Exercise -> Your task is to locate every line holding the string "некоммерческим" and to copy each of them.

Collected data
-- START --

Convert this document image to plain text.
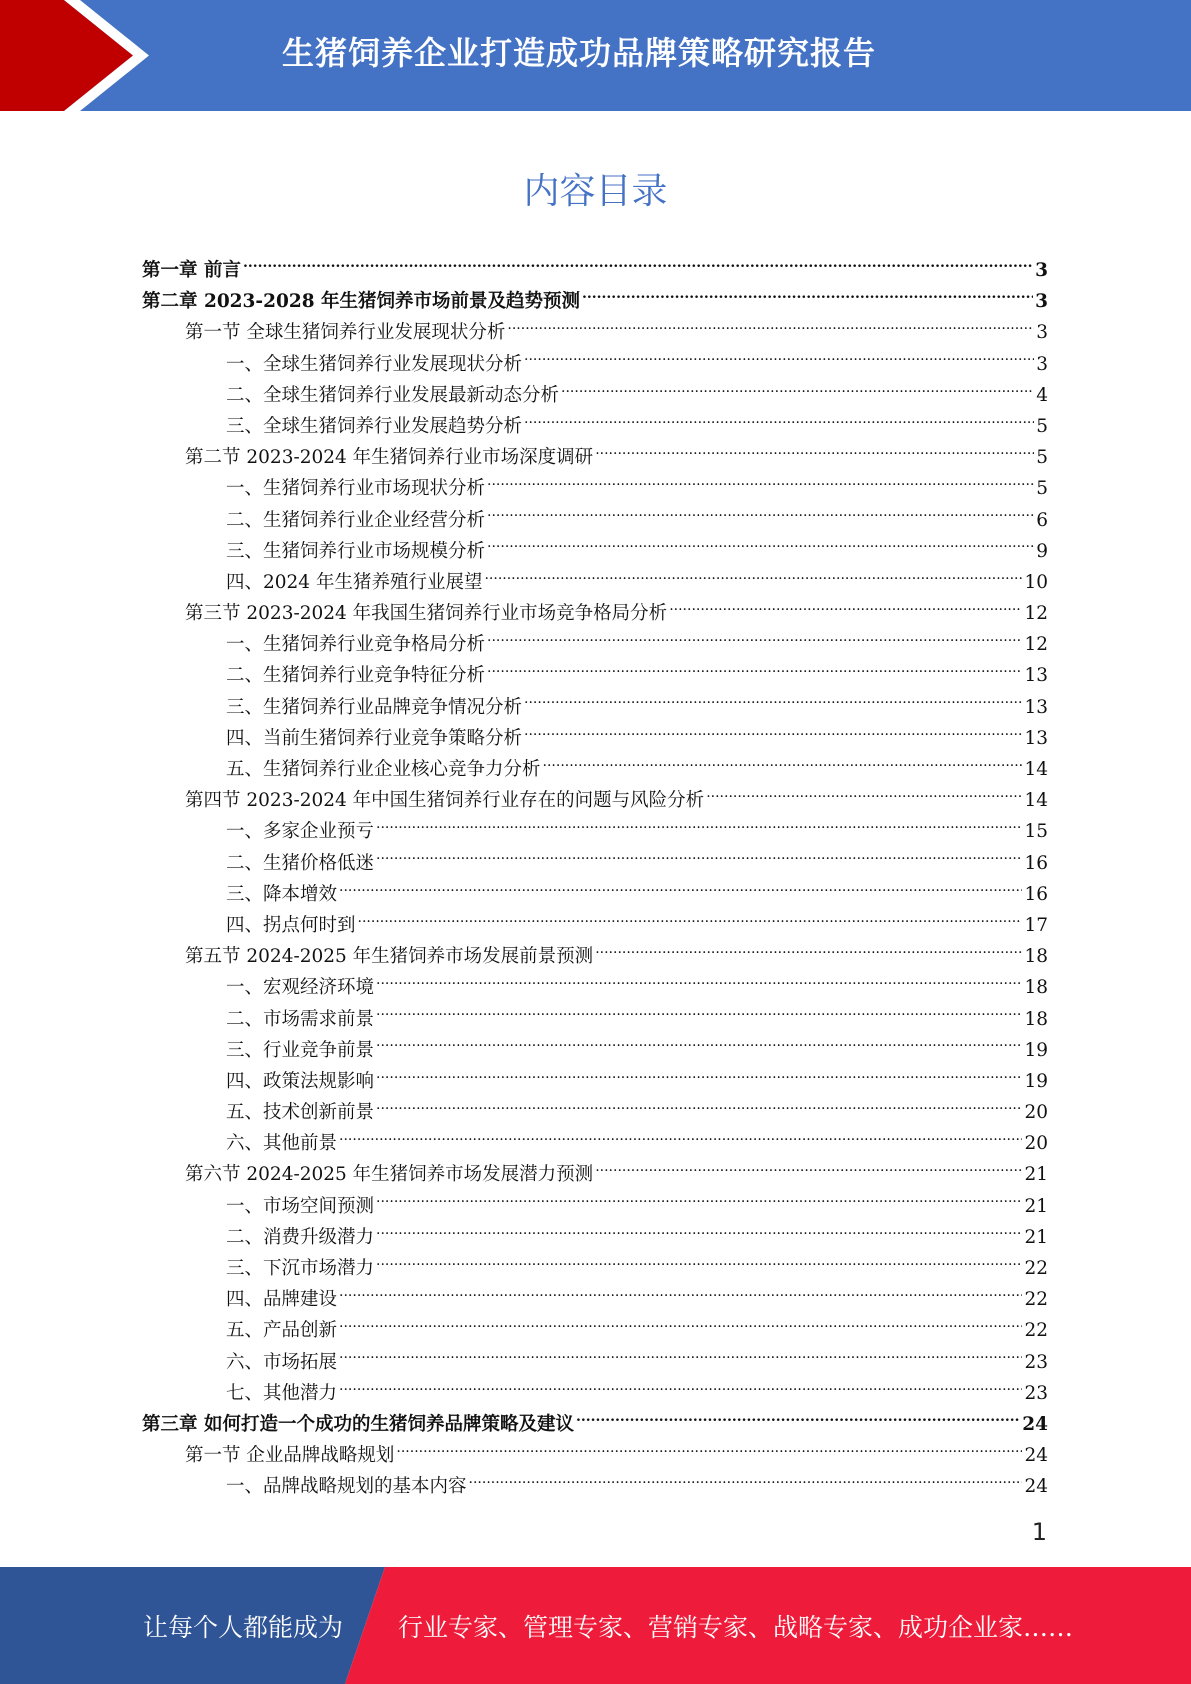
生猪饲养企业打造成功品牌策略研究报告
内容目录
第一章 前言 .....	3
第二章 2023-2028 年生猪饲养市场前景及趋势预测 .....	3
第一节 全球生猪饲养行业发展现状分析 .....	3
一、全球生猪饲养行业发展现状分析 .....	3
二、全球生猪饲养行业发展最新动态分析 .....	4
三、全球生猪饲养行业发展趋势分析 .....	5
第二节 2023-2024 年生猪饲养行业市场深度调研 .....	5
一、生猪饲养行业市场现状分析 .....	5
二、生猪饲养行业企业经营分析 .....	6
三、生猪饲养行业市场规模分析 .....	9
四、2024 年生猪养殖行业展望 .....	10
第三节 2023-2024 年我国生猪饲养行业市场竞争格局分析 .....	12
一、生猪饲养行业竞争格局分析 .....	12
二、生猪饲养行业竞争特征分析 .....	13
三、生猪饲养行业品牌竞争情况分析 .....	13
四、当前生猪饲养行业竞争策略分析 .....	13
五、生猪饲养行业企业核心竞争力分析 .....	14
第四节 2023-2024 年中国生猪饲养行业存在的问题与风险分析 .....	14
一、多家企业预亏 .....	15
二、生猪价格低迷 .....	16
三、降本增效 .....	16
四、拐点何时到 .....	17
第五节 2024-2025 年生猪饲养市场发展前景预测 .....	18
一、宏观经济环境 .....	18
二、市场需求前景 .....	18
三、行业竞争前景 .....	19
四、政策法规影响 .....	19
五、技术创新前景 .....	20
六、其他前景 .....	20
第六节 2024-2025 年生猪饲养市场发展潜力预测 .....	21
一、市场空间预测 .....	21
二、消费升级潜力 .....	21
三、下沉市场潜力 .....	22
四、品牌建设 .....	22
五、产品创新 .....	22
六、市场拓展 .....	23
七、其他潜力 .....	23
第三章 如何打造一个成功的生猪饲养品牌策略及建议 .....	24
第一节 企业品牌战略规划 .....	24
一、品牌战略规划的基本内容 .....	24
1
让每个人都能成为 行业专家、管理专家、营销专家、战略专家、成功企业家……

-- END --
-- START --

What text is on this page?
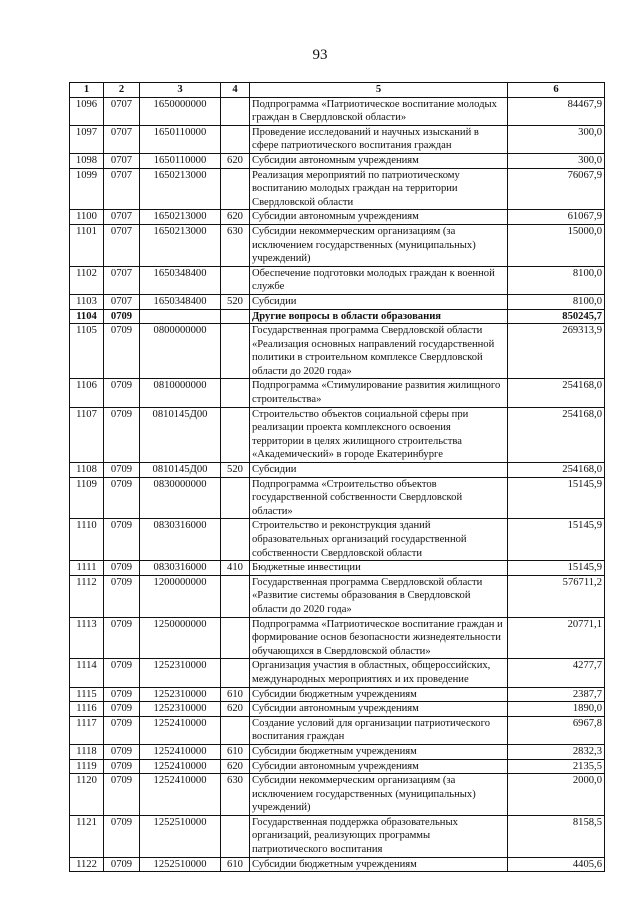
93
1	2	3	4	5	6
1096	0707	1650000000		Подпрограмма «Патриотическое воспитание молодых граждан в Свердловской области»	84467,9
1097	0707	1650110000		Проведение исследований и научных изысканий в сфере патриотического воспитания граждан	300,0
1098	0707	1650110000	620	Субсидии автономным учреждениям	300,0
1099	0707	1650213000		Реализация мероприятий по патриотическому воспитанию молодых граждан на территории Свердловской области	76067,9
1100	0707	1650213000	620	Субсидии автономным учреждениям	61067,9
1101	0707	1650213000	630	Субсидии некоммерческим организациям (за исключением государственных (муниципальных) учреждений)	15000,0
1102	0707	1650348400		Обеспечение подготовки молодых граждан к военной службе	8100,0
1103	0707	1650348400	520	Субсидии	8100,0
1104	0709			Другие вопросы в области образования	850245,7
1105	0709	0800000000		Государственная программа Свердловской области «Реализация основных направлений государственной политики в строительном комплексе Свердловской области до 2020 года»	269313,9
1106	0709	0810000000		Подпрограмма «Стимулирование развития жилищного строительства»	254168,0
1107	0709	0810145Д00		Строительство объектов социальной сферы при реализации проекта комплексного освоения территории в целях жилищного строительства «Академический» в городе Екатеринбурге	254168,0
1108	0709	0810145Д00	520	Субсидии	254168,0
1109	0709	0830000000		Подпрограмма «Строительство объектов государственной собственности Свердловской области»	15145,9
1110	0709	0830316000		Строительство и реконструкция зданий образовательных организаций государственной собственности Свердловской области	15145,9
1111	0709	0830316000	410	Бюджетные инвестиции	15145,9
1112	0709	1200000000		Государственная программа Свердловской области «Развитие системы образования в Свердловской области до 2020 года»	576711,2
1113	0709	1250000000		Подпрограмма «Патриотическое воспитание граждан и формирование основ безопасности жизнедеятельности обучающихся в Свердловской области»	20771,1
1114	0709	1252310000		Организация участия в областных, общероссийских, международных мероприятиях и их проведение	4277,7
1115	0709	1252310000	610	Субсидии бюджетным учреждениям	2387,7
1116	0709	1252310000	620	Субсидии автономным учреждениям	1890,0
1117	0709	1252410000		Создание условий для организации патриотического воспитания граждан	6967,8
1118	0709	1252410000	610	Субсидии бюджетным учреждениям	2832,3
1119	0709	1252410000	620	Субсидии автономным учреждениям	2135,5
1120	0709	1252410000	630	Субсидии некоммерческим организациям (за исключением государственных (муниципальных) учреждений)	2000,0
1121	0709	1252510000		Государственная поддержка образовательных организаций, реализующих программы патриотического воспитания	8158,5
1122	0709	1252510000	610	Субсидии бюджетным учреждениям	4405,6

-- END --

Full response ->
1101	0707	1650213000	630	Субсидии некоммерческим организациям (за исключением государственных (муниципальных) учреждений)	15000,0
1120	0709	1252410000	630	Субсидии некоммерческим организациям (за исключением государственных (муниципальных) учреждений)	2000,0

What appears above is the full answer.